[Dataset entries]
....
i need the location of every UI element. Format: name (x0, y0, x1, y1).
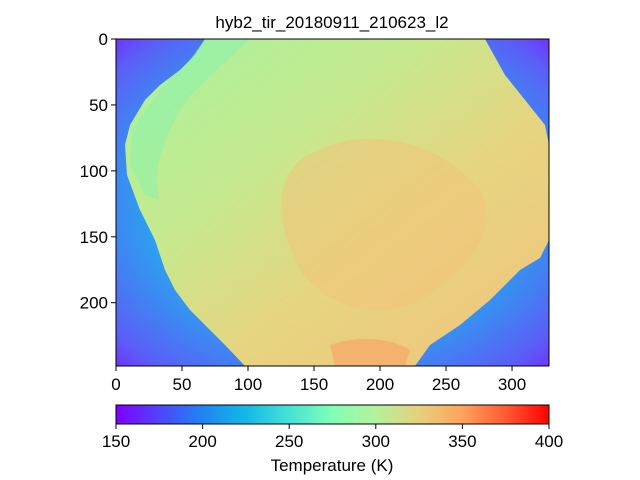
surface-warm-region (281, 138, 487, 310)
colorbar-tick-label: 350 (448, 432, 476, 451)
surface-cool-edge (130, 39, 250, 200)
colorbar-tick-label: 150 (102, 432, 130, 451)
y-tick-label: 100 (80, 162, 108, 181)
surface-hot-rim (330, 338, 410, 366)
x-tick-label: 250 (432, 375, 460, 394)
x-tick-label: 200 (366, 375, 394, 394)
colorbar-axis: 150 200 250 300 350 400 (102, 424, 563, 451)
y-axis: 0 50 100 150 200 (80, 30, 116, 313)
colorbar-tick-label: 400 (535, 432, 563, 451)
colorbar-tick-label: 250 (275, 432, 303, 451)
colorbar (115, 404, 550, 425)
chart-title: hyb2_tir_20180911_210623_l2 (215, 13, 448, 32)
x-axis: 0 50 100 150 200 250 300 (111, 366, 526, 394)
y-tick-label: 50 (89, 96, 108, 115)
y-tick-label: 200 (80, 294, 108, 313)
heatmap-image (116, 39, 549, 366)
colorbar-label: Temperature (K) (271, 456, 394, 475)
y-tick-label: 150 (80, 228, 108, 247)
plot-frame (115, 38, 550, 367)
x-tick-label: 300 (498, 375, 526, 394)
x-tick-label: 100 (234, 375, 262, 394)
x-tick-label: 150 (300, 375, 328, 394)
x-tick-label: 50 (173, 375, 192, 394)
y-tick-label: 0 (99, 30, 108, 49)
x-tick-label: 0 (111, 375, 120, 394)
colorbar-tick-label: 300 (362, 432, 390, 451)
colorbar-tick-label: 200 (188, 432, 216, 451)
....
Output the lines of the data above as a numbered list, skipping blank lines and leaving out the picture.

1. i need the location of every UI element. Format: name (x0, y0, x1, y1).
2. surface-warm-region (281, 138, 487, 310)
3. colorbar-tick-label: 350 (448, 432, 476, 451)
4. surface-cool-edge (130, 39, 250, 200)
5. colorbar-tick-label: 150 (102, 432, 130, 451)
6. y-tick-label: 100 (80, 162, 108, 181)
7. surface-hot-rim (330, 338, 410, 366)
8. x-tick-label: 250 (432, 375, 460, 394)
9. x-tick-label: 200 (366, 375, 394, 394)
10. colorbar-axis: 150 200 250 300 350 400 (102, 424, 563, 451)
11. y-axis: 0 50 100 150 200 (80, 30, 116, 313)
12. colorbar-tick-label: 400 (535, 432, 563, 451)
13. colorbar-tick-label: 250 (275, 432, 303, 451)
14. colorbar (115, 404, 550, 425)
15. chart-title: hyb2_tir_20180911_210623_l2 (215, 13, 448, 32)
16. x-axis: 0 50 100 150 200 250 300 (111, 366, 526, 394)
17. y-tick-label: 50 (89, 96, 108, 115)
18. y-tick-label: 200 (80, 294, 108, 313)
19. heatmap-image (116, 39, 549, 366)
20. colorbar-label: Temperature (K) (271, 456, 394, 475)
21. y-tick-label: 150 (80, 228, 108, 247)
22. plot-frame (115, 38, 550, 367)
23. x-tick-label: 300 (498, 375, 526, 394)
24. x-tick-label: 100 (234, 375, 262, 394)
25. x-tick-label: 150 (300, 375, 328, 394)
26. x-tick-label: 50 (173, 375, 192, 394)
27. y-tick-label: 0 (99, 30, 108, 49)
28. x-tick-label: 0 (111, 375, 120, 394)
29. colorbar-tick-label: 300 (362, 432, 390, 451)
30. colorbar-tick-label: 200 (188, 432, 216, 451)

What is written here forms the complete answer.